PROBLEM REQUIREMENTS:
Reproduce every entry below precisely; do not include the pictures.

Records excerpted from a collection
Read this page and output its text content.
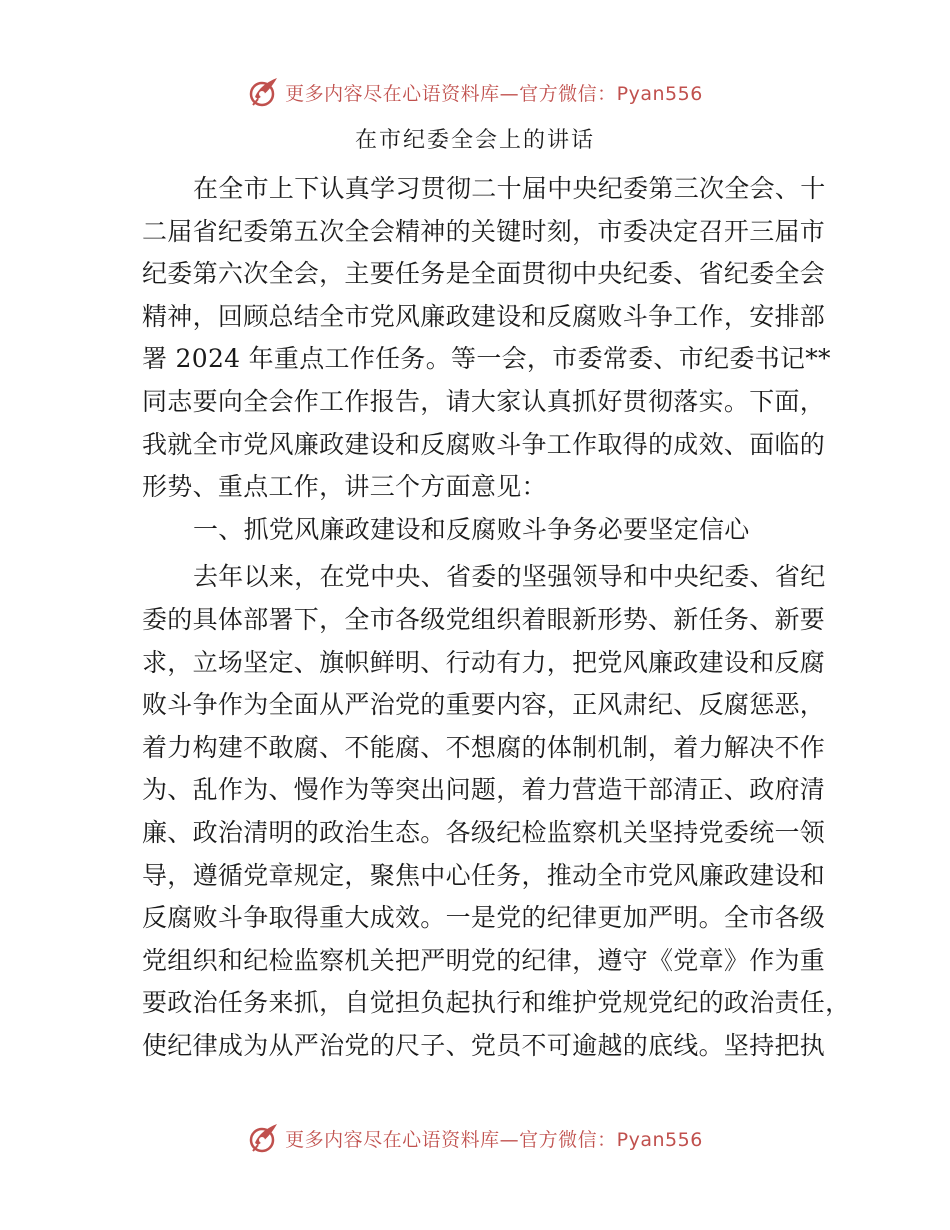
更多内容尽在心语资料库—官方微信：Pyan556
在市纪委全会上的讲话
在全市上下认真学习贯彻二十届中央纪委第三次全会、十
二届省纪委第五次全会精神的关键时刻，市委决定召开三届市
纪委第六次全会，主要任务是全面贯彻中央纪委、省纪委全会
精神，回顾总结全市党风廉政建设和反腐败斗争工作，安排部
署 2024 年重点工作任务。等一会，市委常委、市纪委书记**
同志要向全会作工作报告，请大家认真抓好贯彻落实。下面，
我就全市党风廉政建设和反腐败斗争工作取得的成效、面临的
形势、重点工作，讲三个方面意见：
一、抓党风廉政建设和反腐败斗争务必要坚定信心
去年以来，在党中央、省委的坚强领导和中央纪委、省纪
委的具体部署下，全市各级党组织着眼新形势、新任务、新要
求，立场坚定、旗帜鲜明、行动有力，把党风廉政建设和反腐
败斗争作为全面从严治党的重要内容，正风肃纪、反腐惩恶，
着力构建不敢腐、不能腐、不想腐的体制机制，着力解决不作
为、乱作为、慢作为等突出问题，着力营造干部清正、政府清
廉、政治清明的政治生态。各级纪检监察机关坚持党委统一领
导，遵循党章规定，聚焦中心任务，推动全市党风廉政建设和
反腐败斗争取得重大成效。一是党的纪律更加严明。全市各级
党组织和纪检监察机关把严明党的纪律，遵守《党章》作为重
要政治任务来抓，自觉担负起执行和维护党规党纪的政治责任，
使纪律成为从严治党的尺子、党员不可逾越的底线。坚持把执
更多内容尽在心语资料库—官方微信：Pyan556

OUTPUT OF THE TASK:
Read this page and output its text content.
更多内容尽在心语资料库—官方微信：Pyan556
在市纪委全会上的讲话
在全市上下认真学习贯彻二十届中央纪委第三次全会、十
二届省纪委第五次全会精神的关键时刻，市委决定召开三届市
纪委第六次全会，主要任务是全面贯彻中央纪委、省纪委全会
精神，回顾总结全市党风廉政建设和反腐败斗争工作，安排部
署 2024 年重点工作任务。等一会，市委常委、市纪委书记**
同志要向全会作工作报告，请大家认真抓好贯彻落实。下面，
我就全市党风廉政建设和反腐败斗争工作取得的成效、面临的
形势、重点工作，讲三个方面意见：
一、抓党风廉政建设和反腐败斗争务必要坚定信心
去年以来，在党中央、省委的坚强领导和中央纪委、省纪
委的具体部署下，全市各级党组织着眼新形势、新任务、新要
求，立场坚定、旗帜鲜明、行动有力，把党风廉政建设和反腐
败斗争作为全面从严治党的重要内容，正风肃纪、反腐惩恶，
着力构建不敢腐、不能腐、不想腐的体制机制，着力解决不作
为、乱作为、慢作为等突出问题，着力营造干部清正、政府清
廉、政治清明的政治生态。各级纪检监察机关坚持党委统一领
导，遵循党章规定，聚焦中心任务，推动全市党风廉政建设和
反腐败斗争取得重大成效。一是党的纪律更加严明。全市各级
党组织和纪检监察机关把严明党的纪律，遵守《党章》作为重
要政治任务来抓，自觉担负起执行和维护党规党纪的政治责任，
使纪律成为从严治党的尺子、党员不可逾越的底线。坚持把执
更多内容尽在心语资料库—官方微信：Pyan556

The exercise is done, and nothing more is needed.